• **EXTRACTED MATERIAL**:
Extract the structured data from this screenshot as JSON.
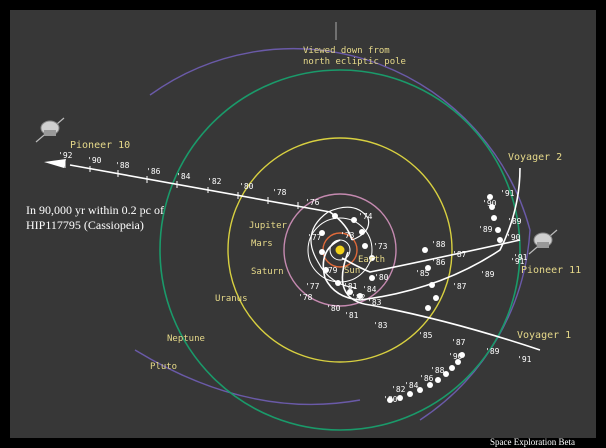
{
  "view_caption": [
    "Viewed down from",
    "north ecliptic pole"
  ],
  "note": [
    "In 90,000 yr within 0.2 pc of",
    "HIP117795 (Cassiopeia)"
  ],
  "footer": "Space Exploration Beta",
  "planets": [
    "Jupiter",
    "Mars",
    "Saturn",
    "Sun",
    "Earth",
    "Uranus",
    "Neptune",
    "Pluto"
  ],
  "spacecraft": [
    "Pioneer 10",
    "Voyager 2",
    "Pioneer 11",
    "Voyager 1"
  ],
  "pioneer10_years": [
    "'92",
    "'90",
    "'88",
    "'86",
    "'84",
    "'82",
    "'80",
    "'78",
    "'76",
    "'74"
  ],
  "inner_years": [
    "'73",
    "'79",
    "'77",
    "'77",
    "'78",
    "'80",
    "'81",
    "'82",
    "'84",
    "'83",
    "'81",
    "'80",
    "'73"
  ],
  "voyager2_years": [
    "'91",
    "'90",
    "'89",
    "'88",
    "'87",
    "'86",
    "'85",
    "'89",
    "'90",
    "'91"
  ],
  "pioneer11_years": [
    "'87",
    "'89",
    "'91"
  ],
  "voyager1_years": [
    "'83",
    "'85",
    "'87",
    "'89",
    "'91",
    "'90",
    "'88",
    "'86",
    "'84",
    "'82",
    "'80"
  ],
  "colors": {
    "background": "#373737",
    "orbit_earth": "#ffffff",
    "orbit_mars": "#e06a3a",
    "orbit_jupiter": "#ffffff",
    "orbit_saturn": "#c58ab0",
    "orbit_uranus": "#d8d040",
    "orbit_neptune": "#1a9a6a",
    "orbit_pluto": "#6a5aa8",
    "sun": "#f2d21a",
    "label": "#e6d98a"
  }
}
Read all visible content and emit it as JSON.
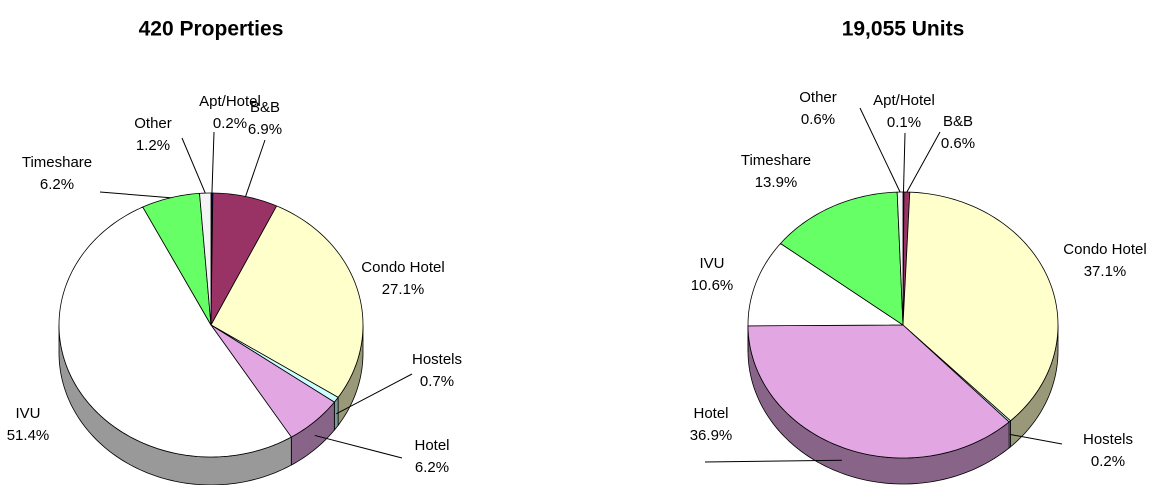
{
  "chart_data": [
    {
      "type": "pie",
      "title": "420 Properties",
      "categories": [
        "Apt/Hotel",
        "B&B",
        "Condo Hotel",
        "Hostels",
        "Hotel",
        "IVU",
        "Timeshare",
        "Other"
      ],
      "values": [
        0.2,
        6.9,
        27.1,
        0.7,
        6.2,
        51.4,
        6.2,
        1.2
      ],
      "value_labels": [
        "0.2%",
        "6.9%",
        "27.1%",
        "0.7%",
        "6.2%",
        "51.4%",
        "6.2%",
        "1.2%"
      ],
      "colors": [
        "#000080",
        "#993366",
        "#ffffcc",
        "#ccffff",
        "#e2a6e2",
        "#ffffff",
        "#66ff66",
        "#f4f4f4"
      ]
    },
    {
      "type": "pie",
      "title": "19,055 Units",
      "categories": [
        "Apt/Hotel",
        "B&B",
        "Condo Hotel",
        "Hostels",
        "Hotel",
        "IVU",
        "Timeshare",
        "Other"
      ],
      "values": [
        0.1,
        0.6,
        37.1,
        0.2,
        36.9,
        10.6,
        13.9,
        0.6
      ],
      "value_labels": [
        "0.1%",
        "0.6%",
        "37.1%",
        "0.2%",
        "36.9%",
        "10.6%",
        "13.9%",
        "0.6%"
      ],
      "colors": [
        "#000080",
        "#993366",
        "#ffffcc",
        "#ccffff",
        "#e2a6e2",
        "#ffffff",
        "#66ff66",
        "#f4f4f4"
      ]
    }
  ]
}
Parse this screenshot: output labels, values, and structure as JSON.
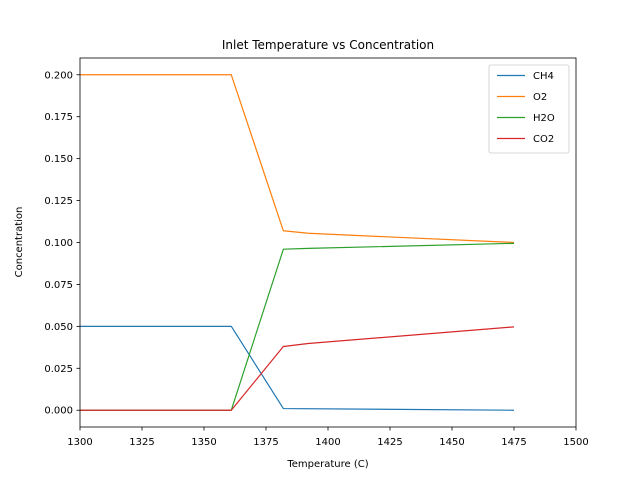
{
  "chart_data": {
    "type": "line",
    "title": "Inlet Temperature vs Concentration",
    "xlabel": "Temperature (C)",
    "ylabel": "Concentration",
    "xlim": [
      1300,
      1500
    ],
    "ylim": [
      -0.01,
      0.21
    ],
    "xticks": [
      1300,
      1325,
      1350,
      1375,
      1400,
      1425,
      1450,
      1475,
      1500
    ],
    "yticks": [
      0.0,
      0.025,
      0.05,
      0.075,
      0.1,
      0.125,
      0.15,
      0.175,
      0.2
    ],
    "xtick_labels": [
      "1300",
      "1325",
      "1350",
      "1375",
      "1400",
      "1425",
      "1450",
      "1475",
      "1500"
    ],
    "ytick_labels": [
      "0.000",
      "0.025",
      "0.050",
      "0.075",
      "0.100",
      "0.125",
      "0.150",
      "0.175",
      "0.200"
    ],
    "grid": false,
    "legend_position": "top-right",
    "series": [
      {
        "name": "CH4",
        "color": "#1f77b4",
        "points": [
          [
            1300,
            0.05
          ],
          [
            1361,
            0.05
          ],
          [
            1382,
            0.001
          ],
          [
            1475,
            0.0
          ]
        ]
      },
      {
        "name": "O2",
        "color": "#ff7f0e",
        "points": [
          [
            1300,
            0.2
          ],
          [
            1361,
            0.2
          ],
          [
            1382,
            0.107
          ],
          [
            1392,
            0.1055
          ],
          [
            1475,
            0.1
          ]
        ]
      },
      {
        "name": "H2O",
        "color": "#2ca02c",
        "points": [
          [
            1300,
            0.0
          ],
          [
            1361,
            0.0
          ],
          [
            1382,
            0.096
          ],
          [
            1392,
            0.0965
          ],
          [
            1475,
            0.0995
          ]
        ]
      },
      {
        "name": "CO2",
        "color": "#d62728",
        "points": [
          [
            1300,
            0.0
          ],
          [
            1361,
            0.0
          ],
          [
            1382,
            0.038
          ],
          [
            1392,
            0.0398
          ],
          [
            1475,
            0.0497
          ]
        ]
      }
    ]
  }
}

• **REQUIREMENT**:
Transcribe the full listing above exactly as it stands, minus the pictures.

• **SOLUTION TO THE EXERCISE**:
Extract the structured data from this screenshot as JSON.
{
  "view_caption": [
    "Viewed down from",
    "north ecliptic pole"
  ],
  "note": [
    "In 90,000 yr within 0.2 pc of",
    "HIP117795 (Cassiopeia)"
  ],
  "footer": "Space Exploration Beta",
  "planets": [
    "Jupiter",
    "Mars",
    "Saturn",
    "Sun",
    "Earth",
    "Uranus",
    "Neptune",
    "Pluto"
  ],
  "spacecraft": [
    "Pioneer 10",
    "Voyager 2",
    "Pioneer 11",
    "Voyager 1"
  ],
  "pioneer10_years": [
    "'92",
    "'90",
    "'88",
    "'86",
    "'84",
    "'82",
    "'80",
    "'78",
    "'76",
    "'74"
  ],
  "inner_years": [
    "'73",
    "'79",
    "'77",
    "'77",
    "'78",
    "'80",
    "'81",
    "'82",
    "'84",
    "'83",
    "'81",
    "'80",
    "'73"
  ],
  "voyager2_years": [
    "'91",
    "'90",
    "'89",
    "'88",
    "'87",
    "'86",
    "'85",
    "'89",
    "'90",
    "'91"
  ],
  "pioneer11_years": [
    "'87",
    "'89",
    "'91"
  ],
  "voyager1_years": [
    "'83",
    "'85",
    "'87",
    "'89",
    "'91",
    "'90",
    "'88",
    "'86",
    "'84",
    "'82",
    "'80"
  ],
  "colors": {
    "background": "#373737",
    "orbit_earth": "#ffffff",
    "orbit_mars": "#e06a3a",
    "orbit_jupiter": "#ffffff",
    "orbit_saturn": "#c58ab0",
    "orbit_uranus": "#d8d040",
    "orbit_neptune": "#1a9a6a",
    "orbit_pluto": "#6a5aa8",
    "sun": "#f2d21a",
    "label": "#e6d98a"
  }
}
Read all visible content and emit it as JSON.
{
  "chart_data": [
    {
      "type": "pie",
      "title": "420 Properties",
      "categories": [
        "Apt/Hotel",
        "B&B",
        "Condo Hotel",
        "Hostels",
        "Hotel",
        "IVU",
        "Timeshare",
        "Other"
      ],
      "values": [
        0.2,
        6.9,
        27.1,
        0.7,
        6.2,
        51.4,
        6.2,
        1.2
      ],
      "value_labels": [
        "0.2%",
        "6.9%",
        "27.1%",
        "0.7%",
        "6.2%",
        "51.4%",
        "6.2%",
        "1.2%"
      ],
      "colors": [
        "#000080",
        "#993366",
        "#ffffcc",
        "#ccffff",
        "#e2a6e2",
        "#ffffff",
        "#66ff66",
        "#f4f4f4"
      ]
    },
    {
      "type": "pie",
      "title": "19,055 Units",
      "categories": [
        "Apt/Hotel",
        "B&B",
        "Condo Hotel",
        "Hostels",
        "Hotel",
        "IVU",
        "Timeshare",
        "Other"
      ],
      "values": [
        0.1,
        0.6,
        37.1,
        0.2,
        36.9,
        10.6,
        13.9,
        0.6
      ],
      "value_labels": [
        "0.1%",
        "0.6%",
        "37.1%",
        "0.2%",
        "36.9%",
        "10.6%",
        "13.9%",
        "0.6%"
      ],
      "colors": [
        "#000080",
        "#993366",
        "#ffffcc",
        "#ccffff",
        "#e2a6e2",
        "#ffffff",
        "#66ff66",
        "#f4f4f4"
      ]
    }
  ]
}
Parse this screenshot: output labels, values, and structure as JSON.
{
  "chart_data": {
    "type": "line",
    "title": "Inlet Temperature vs Concentration",
    "xlabel": "Temperature (C)",
    "ylabel": "Concentration",
    "xlim": [
      1300,
      1500
    ],
    "ylim": [
      -0.01,
      0.21
    ],
    "xticks": [
      1300,
      1325,
      1350,
      1375,
      1400,
      1425,
      1450,
      1475,
      1500
    ],
    "yticks": [
      0.0,
      0.025,
      0.05,
      0.075,
      0.1,
      0.125,
      0.15,
      0.175,
      0.2
    ],
    "xtick_labels": [
      "1300",
      "1325",
      "1350",
      "1375",
      "1400",
      "1425",
      "1450",
      "1475",
      "1500"
    ],
    "ytick_labels": [
      "0.000",
      "0.025",
      "0.050",
      "0.075",
      "0.100",
      "0.125",
      "0.150",
      "0.175",
      "0.200"
    ],
    "grid": false,
    "legend_position": "top-right",
    "series": [
      {
        "name": "CH4",
        "color": "#1f77b4",
        "points": [
          [
            1300,
            0.05
          ],
          [
            1361,
            0.05
          ],
          [
            1382,
            0.001
          ],
          [
            1475,
            0.0
          ]
        ]
      },
      {
        "name": "O2",
        "color": "#ff7f0e",
        "points": [
          [
            1300,
            0.2
          ],
          [
            1361,
            0.2
          ],
          [
            1382,
            0.107
          ],
          [
            1392,
            0.1055
          ],
          [
            1475,
            0.1
          ]
        ]
      },
      {
        "name": "H2O",
        "color": "#2ca02c",
        "points": [
          [
            1300,
            0.0
          ],
          [
            1361,
            0.0
          ],
          [
            1382,
            0.096
          ],
          [
            1392,
            0.0965
          ],
          [
            1475,
            0.0995
          ]
        ]
      },
      {
        "name": "CO2",
        "color": "#d62728",
        "points": [
          [
            1300,
            0.0
          ],
          [
            1361,
            0.0
          ],
          [
            1382,
            0.038
          ],
          [
            1392,
            0.0398
          ],
          [
            1475,
            0.0497
          ]
        ]
      }
    ]
  }
}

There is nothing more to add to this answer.